Records provided -
■ ■ ■ ■

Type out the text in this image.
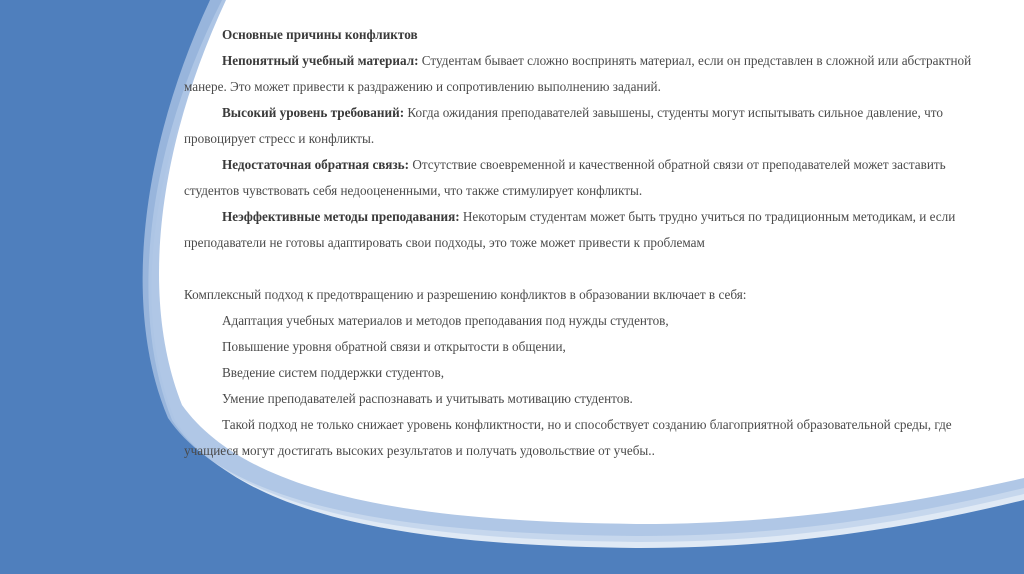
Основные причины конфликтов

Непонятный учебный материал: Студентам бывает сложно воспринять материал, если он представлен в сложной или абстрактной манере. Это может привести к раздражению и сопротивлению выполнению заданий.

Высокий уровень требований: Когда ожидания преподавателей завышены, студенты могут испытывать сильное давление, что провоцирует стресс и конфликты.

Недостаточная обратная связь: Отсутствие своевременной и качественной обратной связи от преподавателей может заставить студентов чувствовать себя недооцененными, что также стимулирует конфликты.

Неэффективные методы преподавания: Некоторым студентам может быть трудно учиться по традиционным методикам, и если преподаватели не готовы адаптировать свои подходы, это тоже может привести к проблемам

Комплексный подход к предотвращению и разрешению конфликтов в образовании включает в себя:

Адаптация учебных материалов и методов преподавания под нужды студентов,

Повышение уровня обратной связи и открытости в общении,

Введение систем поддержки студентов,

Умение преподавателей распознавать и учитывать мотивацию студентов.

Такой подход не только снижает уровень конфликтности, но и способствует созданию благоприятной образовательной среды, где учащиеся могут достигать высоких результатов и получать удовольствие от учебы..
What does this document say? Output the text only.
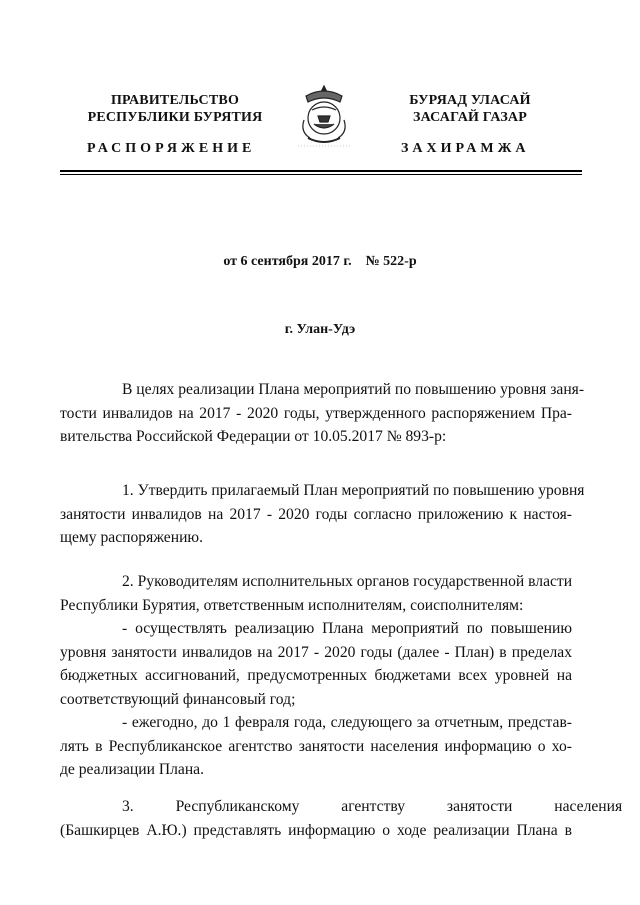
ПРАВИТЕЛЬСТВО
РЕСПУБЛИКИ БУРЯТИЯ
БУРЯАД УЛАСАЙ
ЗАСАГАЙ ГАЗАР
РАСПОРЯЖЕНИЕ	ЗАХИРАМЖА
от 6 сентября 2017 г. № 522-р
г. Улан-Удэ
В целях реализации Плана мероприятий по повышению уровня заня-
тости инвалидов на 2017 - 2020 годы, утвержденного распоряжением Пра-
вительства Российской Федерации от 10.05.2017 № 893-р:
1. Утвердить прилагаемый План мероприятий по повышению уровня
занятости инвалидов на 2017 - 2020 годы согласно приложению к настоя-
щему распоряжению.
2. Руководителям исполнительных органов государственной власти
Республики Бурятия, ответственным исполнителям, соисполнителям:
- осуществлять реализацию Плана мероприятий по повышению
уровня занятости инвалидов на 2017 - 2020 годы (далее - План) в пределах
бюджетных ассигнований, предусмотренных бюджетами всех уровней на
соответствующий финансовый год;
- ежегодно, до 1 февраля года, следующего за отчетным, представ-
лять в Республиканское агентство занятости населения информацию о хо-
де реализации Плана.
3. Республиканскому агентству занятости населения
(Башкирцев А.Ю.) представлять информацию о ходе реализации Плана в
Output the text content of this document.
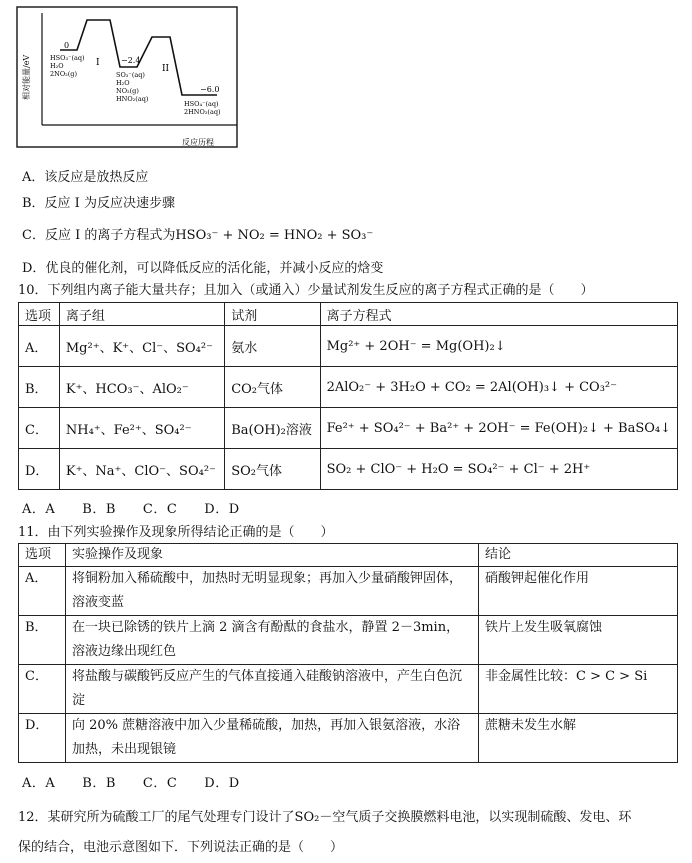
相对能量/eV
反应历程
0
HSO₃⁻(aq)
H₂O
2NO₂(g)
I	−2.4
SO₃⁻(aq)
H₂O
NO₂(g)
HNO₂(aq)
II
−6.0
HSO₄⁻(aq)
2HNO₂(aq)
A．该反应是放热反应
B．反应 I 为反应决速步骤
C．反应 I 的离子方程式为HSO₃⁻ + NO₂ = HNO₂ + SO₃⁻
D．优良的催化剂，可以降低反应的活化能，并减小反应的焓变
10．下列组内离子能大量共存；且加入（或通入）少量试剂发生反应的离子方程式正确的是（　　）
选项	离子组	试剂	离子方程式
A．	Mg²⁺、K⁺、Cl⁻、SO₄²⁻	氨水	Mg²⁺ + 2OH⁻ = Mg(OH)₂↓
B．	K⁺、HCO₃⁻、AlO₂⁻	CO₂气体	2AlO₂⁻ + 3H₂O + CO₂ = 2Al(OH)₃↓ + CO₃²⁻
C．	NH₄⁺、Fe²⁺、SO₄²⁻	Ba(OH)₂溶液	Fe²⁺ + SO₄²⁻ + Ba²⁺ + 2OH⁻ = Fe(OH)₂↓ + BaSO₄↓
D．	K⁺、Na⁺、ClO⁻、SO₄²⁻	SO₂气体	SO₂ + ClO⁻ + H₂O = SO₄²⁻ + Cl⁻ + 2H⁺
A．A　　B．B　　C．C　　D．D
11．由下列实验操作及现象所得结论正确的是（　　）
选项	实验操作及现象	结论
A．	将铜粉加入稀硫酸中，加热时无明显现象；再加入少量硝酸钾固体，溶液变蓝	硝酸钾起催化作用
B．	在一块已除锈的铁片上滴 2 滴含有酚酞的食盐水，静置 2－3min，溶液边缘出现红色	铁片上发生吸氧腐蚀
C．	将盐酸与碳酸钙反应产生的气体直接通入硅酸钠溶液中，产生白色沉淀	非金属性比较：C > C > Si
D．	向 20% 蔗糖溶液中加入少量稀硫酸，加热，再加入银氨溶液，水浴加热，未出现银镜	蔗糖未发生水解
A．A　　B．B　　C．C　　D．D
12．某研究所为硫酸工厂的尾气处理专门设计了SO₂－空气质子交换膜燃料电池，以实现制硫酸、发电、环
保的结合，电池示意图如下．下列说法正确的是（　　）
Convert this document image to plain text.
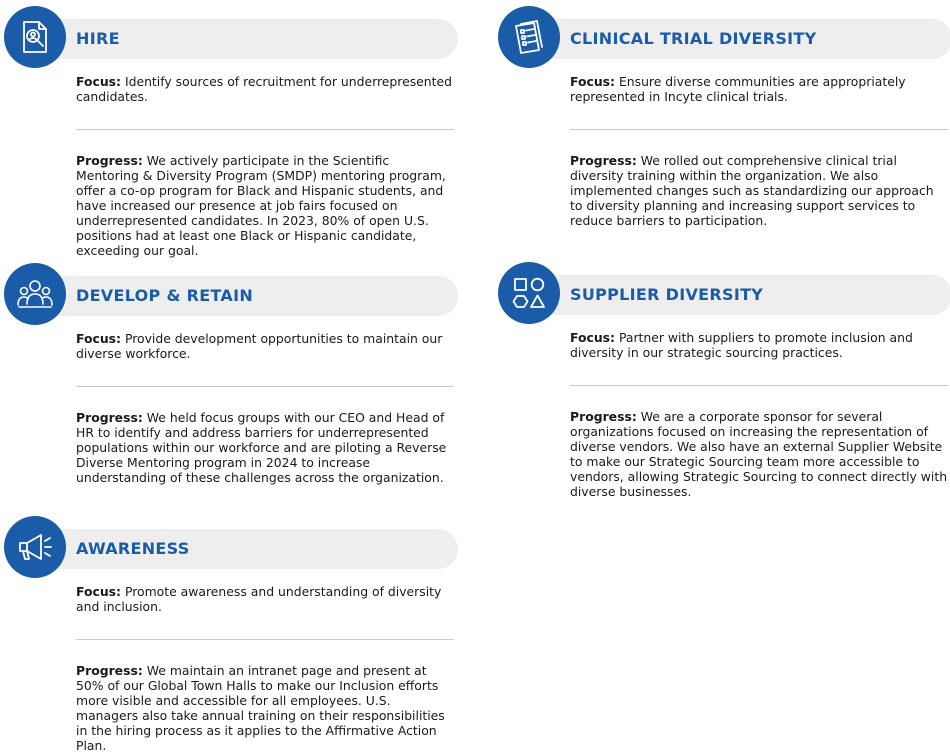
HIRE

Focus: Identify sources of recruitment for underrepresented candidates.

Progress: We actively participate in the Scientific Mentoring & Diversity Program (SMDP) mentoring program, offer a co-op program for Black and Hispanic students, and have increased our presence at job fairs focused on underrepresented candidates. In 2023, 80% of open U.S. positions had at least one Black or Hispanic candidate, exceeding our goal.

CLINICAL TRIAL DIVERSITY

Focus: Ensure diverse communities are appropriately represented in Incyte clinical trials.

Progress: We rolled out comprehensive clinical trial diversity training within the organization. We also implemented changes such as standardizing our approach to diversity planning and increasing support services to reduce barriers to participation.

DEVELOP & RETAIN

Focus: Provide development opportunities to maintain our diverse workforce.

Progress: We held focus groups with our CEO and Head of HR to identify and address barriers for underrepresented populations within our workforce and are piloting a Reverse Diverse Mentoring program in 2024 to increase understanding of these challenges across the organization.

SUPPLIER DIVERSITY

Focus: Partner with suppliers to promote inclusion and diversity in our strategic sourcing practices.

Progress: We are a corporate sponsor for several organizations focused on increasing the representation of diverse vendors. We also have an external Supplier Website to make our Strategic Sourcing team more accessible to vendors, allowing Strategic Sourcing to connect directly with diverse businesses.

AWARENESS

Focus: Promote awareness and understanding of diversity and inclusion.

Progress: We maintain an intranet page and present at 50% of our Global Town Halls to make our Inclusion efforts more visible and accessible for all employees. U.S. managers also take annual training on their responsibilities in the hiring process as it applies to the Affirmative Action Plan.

■ ■ ■ ■

Without the pictures, print the records in full, exactly as they appear.

Type out the text in this image.
Основные причины конфликтов

Непонятный учебный материал: Студентам бывает сложно воспринять материал, если он представлен в сложной или абстрактной манере. Это может привести к раздражению и сопротивлению выполнению заданий.

Высокий уровень требований: Когда ожидания преподавателей завышены, студенты могут испытывать сильное давление, что провоцирует стресс и конфликты.

Недостаточная обратная связь: Отсутствие своевременной и качественной обратной связи от преподавателей может заставить студентов чувствовать себя недооцененными, что также стимулирует конфликты.

Неэффективные методы преподавания: Некоторым студентам может быть трудно учиться по традиционным методикам, и если преподаватели не готовы адаптировать свои подходы, это тоже может привести к проблемам

Комплексный подход к предотвращению и разрешению конфликтов в образовании включает в себя:

Адаптация учебных материалов и методов преподавания под нужды студентов,

Повышение уровня обратной связи и открытости в общении,

Введение систем поддержки студентов,

Умение преподавателей распознавать и учитывать мотивацию студентов.

Такой подход не только снижает уровень конфликтности, но и способствует созданию благоприятной образовательной среды, где учащиеся могут достигать высоких результатов и получать удовольствие от учебы..
What does this document say? Output the text only.
ПРАВИТЕЛЬСТВО
РЕСПУБЛИКИ БУРЯТИЯ
БУРЯАД УЛАСАЙ
ЗАСАГАЙ ГАЗАР
РАСПОРЯЖЕНИЕ	ЗАХИРАМЖА
от 6 сентября 2017 г. № 522-р
г. Улан-Удэ
В целях реализации Плана мероприятий по повышению уровня заня-
тости инвалидов на 2017 - 2020 годы, утвержденного распоряжением Пра-
вительства Российской Федерации от 10.05.2017 № 893-р:
1. Утвердить прилагаемый План мероприятий по повышению уровня
занятости инвалидов на 2017 - 2020 годы согласно приложению к настоя-
щему распоряжению.
2. Руководителям исполнительных органов государственной власти
Республики Бурятия, ответственным исполнителям, соисполнителям:
- осуществлять реализацию Плана мероприятий по повышению
уровня занятости инвалидов на 2017 - 2020 годы (далее - План) в пределах
бюджетных ассигнований, предусмотренных бюджетами всех уровней на
соответствующий финансовый год;
- ежегодно, до 1 февраля года, следующего за отчетным, представ-
лять в Республиканское агентство занятости населения информацию о хо-
де реализации Плана.
3. Республиканскому агентству занятости населения
(Башкирцев А.Ю.) представлять информацию о ходе реализации Плана в
Output the text content of this document.
相对能量/eV
反应历程
0
HSO₃⁻(aq)
H₂O
2NO₂(g)
I	−2.4
SO₃⁻(aq)
H₂O
NO₂(g)
HNO₂(aq)
II
−6.0
HSO₄⁻(aq)
2HNO₂(aq)
A．该反应是放热反应
B．反应 I 为反应决速步骤
C．反应 I 的离子方程式为HSO₃⁻ + NO₂ = HNO₂ + SO₃⁻
D．优良的催化剂，可以降低反应的活化能，并减小反应的焓变
10．下列组内离子能大量共存；且加入（或通入）少量试剂发生反应的离子方程式正确的是（　　）
选项	离子组	试剂	离子方程式
A．	Mg²⁺、K⁺、Cl⁻、SO₄²⁻	氨水	Mg²⁺ + 2OH⁻ = Mg(OH)₂↓
B．	K⁺、HCO₃⁻、AlO₂⁻	CO₂气体	2AlO₂⁻ + 3H₂O + CO₂ = 2Al(OH)₃↓ + CO₃²⁻
C．	NH₄⁺、Fe²⁺、SO₄²⁻	Ba(OH)₂溶液	Fe²⁺ + SO₄²⁻ + Ba²⁺ + 2OH⁻ = Fe(OH)₂↓ + BaSO₄↓
D．	K⁺、Na⁺、ClO⁻、SO₄²⁻	SO₂气体	SO₂ + ClO⁻ + H₂O = SO₄²⁻ + Cl⁻ + 2H⁺
A．A　　B．B　　C．C　　D．D
11．由下列实验操作及现象所得结论正确的是（　　）
选项	实验操作及现象	结论
A．	将铜粉加入稀硫酸中，加热时无明显现象；再加入少量硝酸钾固体，溶液变蓝	硝酸钾起催化作用
B．	在一块已除锈的铁片上滴 2 滴含有酚酞的食盐水，静置 2－3min，溶液边缘出现红色	铁片上发生吸氧腐蚀
C．	将盐酸与碳酸钙反应产生的气体直接通入硅酸钠溶液中，产生白色沉淀	非金属性比较：C > C > Si
D．	向 20% 蔗糖溶液中加入少量稀硫酸，加热，再加入银氨溶液，水浴加热，未出现银镜	蔗糖未发生水解
A．A　　B．B　　C．C　　D．D
12．某研究所为硫酸工厂的尾气处理专门设计了SO₂－空气质子交换膜燃料电池，以实现制硫酸、发电、环
保的结合，电池示意图如下．下列说法正确的是（　　）
Convert this document image to plain text.
HIRE

Focus: Identify sources of recruitment for underrepresented candidates.

Progress: We actively participate in the Scientific Mentoring & Diversity Program (SMDP) mentoring program, offer a co-op program for Black and Hispanic students, and have increased our presence at job fairs focused on underrepresented candidates. In 2023, 80% of open U.S. positions had at least one Black or Hispanic candidate, exceeding our goal.

CLINICAL TRIAL DIVERSITY

Focus: Ensure diverse communities are appropriately represented in Incyte clinical trials.

Progress: We rolled out comprehensive clinical trial diversity training within the organization. We also implemented changes such as standardizing our approach to diversity planning and increasing support services to reduce barriers to participation.

DEVELOP & RETAIN

Focus: Provide development opportunities to maintain our diverse workforce.

Progress: We held focus groups with our CEO and Head of HR to identify and address barriers for underrepresented populations within our workforce and are piloting a Reverse Diverse Mentoring program in 2024 to increase understanding of these challenges across the organization.

SUPPLIER DIVERSITY

Focus: Partner with suppliers to promote inclusion and diversity in our strategic sourcing practices.

Progress: We are a corporate sponsor for several organizations focused on increasing the representation of diverse vendors. We also have an external Supplier Website to make our Strategic Sourcing team more accessible to vendors, allowing Strategic Sourcing to connect directly with diverse businesses.

AWARENESS

Focus: Promote awareness and understanding of diversity and inclusion.

Progress: We maintain an intranet page and present at 50% of our Global Town Halls to make our Inclusion efforts more visible and accessible for all employees. U.S. managers also take annual training on their responsibilities in the hiring process as it applies to the Affirmative Action Plan.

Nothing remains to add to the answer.